Stored data entries:
● ● ● ●
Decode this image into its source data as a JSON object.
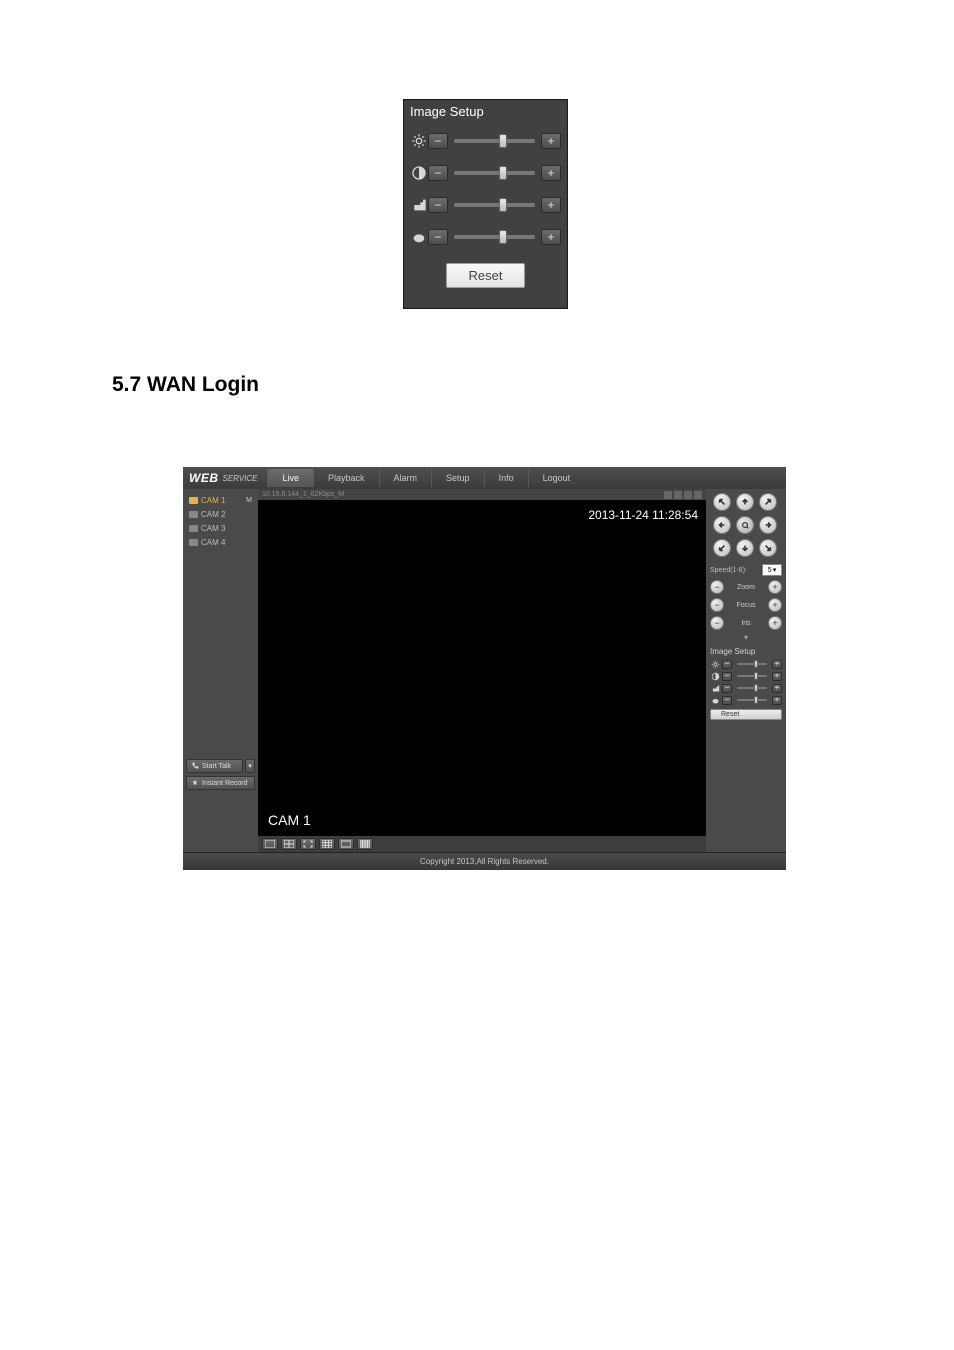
{
  "image_setup_panel": {
    "title": "Image Setup",
    "reset_label": "Reset",
    "sliders": {
      "brightness": {
        "pos": 55
      },
      "contrast": {
        "pos": 55
      },
      "saturation": {
        "pos": 55
      },
      "hue": {
        "pos": 55
      }
    }
  },
  "section_heading": "5.7  WAN Login",
  "app": {
    "logo": "WEB",
    "logo_sub": "SERVICE",
    "nav": {
      "live": "Live",
      "playback": "Playback",
      "alarm": "Alarm",
      "setup": "Setup",
      "info": "Info",
      "logout": "Logout"
    },
    "sidebar": {
      "cams": [
        {
          "label": "CAM 1",
          "active": true,
          "suffix": "M"
        },
        {
          "label": "CAM 2",
          "active": false,
          "suffix": ""
        },
        {
          "label": "CAM 3",
          "active": false,
          "suffix": ""
        },
        {
          "label": "CAM 4",
          "active": false,
          "suffix": ""
        }
      ],
      "start_talk": "Start Talk",
      "instant_record": "Instant Record"
    },
    "main": {
      "info_text": "10.15.6.144_1_62Kbps_M",
      "timestamp": "2013-11-24 11:28:54",
      "cam_label": "CAM 1"
    },
    "ptz": {
      "speed_label": "Speed(1-8):",
      "speed_value": "5",
      "zoom_label": "Zoom",
      "focus_label": "Focus",
      "iris_label": "Iris"
    },
    "mini_image_setup": {
      "title": "Image Setup",
      "reset_label": "Reset"
    },
    "footer": "Copyright 2013,All Rights Reserved."
  }
}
● ● ● ●
TASK TO COMPLETE: All of the material above is to be copied exactly, except for its images.

REPLY TO THE TASK:
Decode this image into its source data as a JSON object.
{
  "image_setup_panel": {
    "title": "Image Setup",
    "reset_label": "Reset",
    "sliders": {
      "brightness": {
        "pos": 55
      },
      "contrast": {
        "pos": 55
      },
      "saturation": {
        "pos": 55
      },
      "hue": {
        "pos": 55
      }
    }
  },
  "section_heading": "5.7  WAN Login",
  "app": {
    "logo": "WEB",
    "logo_sub": "SERVICE",
    "nav": {
      "live": "Live",
      "playback": "Playback",
      "alarm": "Alarm",
      "setup": "Setup",
      "info": "Info",
      "logout": "Logout"
    },
    "sidebar": {
      "cams": [
        {
          "label": "CAM 1",
          "active": true,
          "suffix": "M"
        },
        {
          "label": "CAM 2",
          "active": false,
          "suffix": ""
        },
        {
          "label": "CAM 3",
          "active": false,
          "suffix": ""
        },
        {
          "label": "CAM 4",
          "active": false,
          "suffix": ""
        }
      ],
      "start_talk": "Start Talk",
      "instant_record": "Instant Record"
    },
    "main": {
      "info_text": "10.15.6.144_1_62Kbps_M",
      "timestamp": "2013-11-24 11:28:54",
      "cam_label": "CAM 1"
    },
    "ptz": {
      "speed_label": "Speed(1-8):",
      "speed_value": "5",
      "zoom_label": "Zoom",
      "focus_label": "Focus",
      "iris_label": "Iris"
    },
    "mini_image_setup": {
      "title": "Image Setup",
      "reset_label": "Reset"
    },
    "footer": "Copyright 2013,All Rights Reserved."
  }
}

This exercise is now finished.